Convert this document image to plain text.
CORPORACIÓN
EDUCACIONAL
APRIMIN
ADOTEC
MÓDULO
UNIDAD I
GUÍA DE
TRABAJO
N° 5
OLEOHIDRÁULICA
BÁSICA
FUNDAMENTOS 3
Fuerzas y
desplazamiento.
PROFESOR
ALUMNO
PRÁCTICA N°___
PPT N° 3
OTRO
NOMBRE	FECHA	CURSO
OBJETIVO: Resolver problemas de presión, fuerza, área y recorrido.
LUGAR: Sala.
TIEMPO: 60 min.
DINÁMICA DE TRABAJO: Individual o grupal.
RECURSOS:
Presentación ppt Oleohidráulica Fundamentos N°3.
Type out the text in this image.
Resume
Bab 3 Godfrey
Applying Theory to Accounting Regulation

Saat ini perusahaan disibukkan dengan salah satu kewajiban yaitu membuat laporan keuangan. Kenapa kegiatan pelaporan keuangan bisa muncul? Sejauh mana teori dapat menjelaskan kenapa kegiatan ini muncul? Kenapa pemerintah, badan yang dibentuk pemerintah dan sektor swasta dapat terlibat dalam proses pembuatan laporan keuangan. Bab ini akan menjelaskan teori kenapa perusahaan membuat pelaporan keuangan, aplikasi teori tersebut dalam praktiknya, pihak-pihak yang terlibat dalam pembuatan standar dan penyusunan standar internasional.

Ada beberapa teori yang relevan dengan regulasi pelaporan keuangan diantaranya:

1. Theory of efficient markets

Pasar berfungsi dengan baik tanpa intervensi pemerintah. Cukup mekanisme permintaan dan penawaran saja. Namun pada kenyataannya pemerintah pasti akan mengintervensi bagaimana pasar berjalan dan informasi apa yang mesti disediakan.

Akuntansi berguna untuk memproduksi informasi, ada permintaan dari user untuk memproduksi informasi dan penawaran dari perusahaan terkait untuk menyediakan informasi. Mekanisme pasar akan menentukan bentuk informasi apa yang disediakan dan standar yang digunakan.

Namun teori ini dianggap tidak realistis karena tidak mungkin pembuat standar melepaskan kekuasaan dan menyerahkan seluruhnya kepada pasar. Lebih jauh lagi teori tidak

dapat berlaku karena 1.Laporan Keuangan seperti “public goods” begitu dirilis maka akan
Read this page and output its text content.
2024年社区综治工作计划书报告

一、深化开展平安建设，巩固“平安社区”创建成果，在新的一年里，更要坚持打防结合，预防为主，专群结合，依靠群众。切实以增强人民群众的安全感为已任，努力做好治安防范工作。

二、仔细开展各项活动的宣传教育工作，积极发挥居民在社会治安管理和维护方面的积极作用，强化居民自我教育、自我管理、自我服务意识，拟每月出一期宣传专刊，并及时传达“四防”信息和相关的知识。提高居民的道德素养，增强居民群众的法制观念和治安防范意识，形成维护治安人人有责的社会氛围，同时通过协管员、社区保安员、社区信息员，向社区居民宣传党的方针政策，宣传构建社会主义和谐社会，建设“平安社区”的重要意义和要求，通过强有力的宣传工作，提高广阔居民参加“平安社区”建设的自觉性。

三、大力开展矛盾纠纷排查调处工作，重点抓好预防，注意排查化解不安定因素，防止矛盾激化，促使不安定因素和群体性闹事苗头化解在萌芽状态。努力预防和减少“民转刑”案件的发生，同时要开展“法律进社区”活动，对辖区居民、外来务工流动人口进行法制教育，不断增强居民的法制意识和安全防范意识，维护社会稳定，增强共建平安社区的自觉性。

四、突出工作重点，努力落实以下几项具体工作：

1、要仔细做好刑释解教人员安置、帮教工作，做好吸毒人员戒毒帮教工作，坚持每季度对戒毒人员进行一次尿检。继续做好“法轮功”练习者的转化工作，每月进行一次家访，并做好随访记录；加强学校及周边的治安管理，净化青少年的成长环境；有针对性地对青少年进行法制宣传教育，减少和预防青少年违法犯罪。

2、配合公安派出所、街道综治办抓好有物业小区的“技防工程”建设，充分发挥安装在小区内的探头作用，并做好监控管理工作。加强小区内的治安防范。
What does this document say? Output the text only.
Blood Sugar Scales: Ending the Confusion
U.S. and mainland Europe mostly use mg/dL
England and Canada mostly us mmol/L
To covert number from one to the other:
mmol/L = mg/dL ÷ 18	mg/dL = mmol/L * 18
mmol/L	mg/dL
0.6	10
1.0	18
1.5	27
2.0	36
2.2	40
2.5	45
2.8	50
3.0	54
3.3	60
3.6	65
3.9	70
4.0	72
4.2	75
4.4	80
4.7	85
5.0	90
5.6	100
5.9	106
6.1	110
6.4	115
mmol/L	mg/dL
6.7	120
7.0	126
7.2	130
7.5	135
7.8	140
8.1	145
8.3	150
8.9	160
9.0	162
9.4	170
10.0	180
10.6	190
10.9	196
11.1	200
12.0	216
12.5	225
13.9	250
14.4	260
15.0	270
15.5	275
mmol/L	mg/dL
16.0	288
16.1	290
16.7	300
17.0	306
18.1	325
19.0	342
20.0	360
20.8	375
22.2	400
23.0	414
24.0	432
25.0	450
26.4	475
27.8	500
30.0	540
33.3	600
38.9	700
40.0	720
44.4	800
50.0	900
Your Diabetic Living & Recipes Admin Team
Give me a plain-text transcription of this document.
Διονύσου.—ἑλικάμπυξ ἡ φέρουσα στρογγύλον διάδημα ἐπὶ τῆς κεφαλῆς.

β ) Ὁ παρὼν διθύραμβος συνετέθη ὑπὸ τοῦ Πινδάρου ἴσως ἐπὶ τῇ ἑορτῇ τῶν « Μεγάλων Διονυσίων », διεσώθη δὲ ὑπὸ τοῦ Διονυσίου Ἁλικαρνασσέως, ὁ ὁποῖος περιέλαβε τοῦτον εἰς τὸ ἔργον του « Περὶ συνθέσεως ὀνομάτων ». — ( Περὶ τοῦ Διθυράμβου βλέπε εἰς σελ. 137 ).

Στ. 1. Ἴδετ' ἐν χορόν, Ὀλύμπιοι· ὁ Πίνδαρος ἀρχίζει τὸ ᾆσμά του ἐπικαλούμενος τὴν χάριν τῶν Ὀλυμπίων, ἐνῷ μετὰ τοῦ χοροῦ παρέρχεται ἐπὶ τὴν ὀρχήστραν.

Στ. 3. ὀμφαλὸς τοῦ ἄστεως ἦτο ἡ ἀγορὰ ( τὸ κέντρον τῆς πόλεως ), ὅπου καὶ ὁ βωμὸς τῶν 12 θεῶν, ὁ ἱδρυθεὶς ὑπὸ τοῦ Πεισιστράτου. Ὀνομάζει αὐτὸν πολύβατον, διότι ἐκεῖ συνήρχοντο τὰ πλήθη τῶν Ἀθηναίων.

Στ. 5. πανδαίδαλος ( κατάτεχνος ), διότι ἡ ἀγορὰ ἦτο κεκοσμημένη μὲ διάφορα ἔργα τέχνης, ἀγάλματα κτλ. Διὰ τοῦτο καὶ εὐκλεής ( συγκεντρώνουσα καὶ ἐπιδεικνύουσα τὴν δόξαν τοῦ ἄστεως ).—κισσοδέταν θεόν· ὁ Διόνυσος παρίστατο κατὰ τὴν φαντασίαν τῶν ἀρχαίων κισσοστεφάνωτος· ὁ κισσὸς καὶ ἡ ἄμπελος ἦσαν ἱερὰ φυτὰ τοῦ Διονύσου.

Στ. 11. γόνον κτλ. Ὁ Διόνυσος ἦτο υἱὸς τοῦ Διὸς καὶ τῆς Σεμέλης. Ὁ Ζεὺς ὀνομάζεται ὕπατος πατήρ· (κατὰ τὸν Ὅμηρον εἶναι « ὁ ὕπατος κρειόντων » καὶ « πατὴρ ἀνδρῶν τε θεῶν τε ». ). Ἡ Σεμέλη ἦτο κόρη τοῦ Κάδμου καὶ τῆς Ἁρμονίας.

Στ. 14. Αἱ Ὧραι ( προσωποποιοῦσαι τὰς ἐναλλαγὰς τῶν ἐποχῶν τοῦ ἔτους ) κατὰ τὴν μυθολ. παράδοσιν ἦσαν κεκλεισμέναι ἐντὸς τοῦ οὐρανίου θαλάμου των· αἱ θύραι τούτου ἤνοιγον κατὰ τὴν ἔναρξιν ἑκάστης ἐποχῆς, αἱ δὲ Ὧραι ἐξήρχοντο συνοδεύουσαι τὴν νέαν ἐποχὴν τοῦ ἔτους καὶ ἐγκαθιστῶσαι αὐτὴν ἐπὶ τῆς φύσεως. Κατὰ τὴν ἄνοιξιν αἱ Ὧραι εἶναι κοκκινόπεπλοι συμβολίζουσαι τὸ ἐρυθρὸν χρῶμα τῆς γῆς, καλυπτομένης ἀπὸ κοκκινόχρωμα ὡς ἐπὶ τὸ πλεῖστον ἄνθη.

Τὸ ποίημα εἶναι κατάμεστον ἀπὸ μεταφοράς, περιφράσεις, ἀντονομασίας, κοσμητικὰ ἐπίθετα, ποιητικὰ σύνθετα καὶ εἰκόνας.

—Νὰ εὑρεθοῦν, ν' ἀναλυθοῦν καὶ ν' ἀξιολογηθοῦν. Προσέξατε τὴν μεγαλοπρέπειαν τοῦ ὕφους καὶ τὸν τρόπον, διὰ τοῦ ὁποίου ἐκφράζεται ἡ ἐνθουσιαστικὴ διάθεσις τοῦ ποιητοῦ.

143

_Job:_ Copy each line above that contains the word "mostly".

_Reply:_
U.S. and mainland Europe mostly use mg/dL
England and Canada mostly us mmol/L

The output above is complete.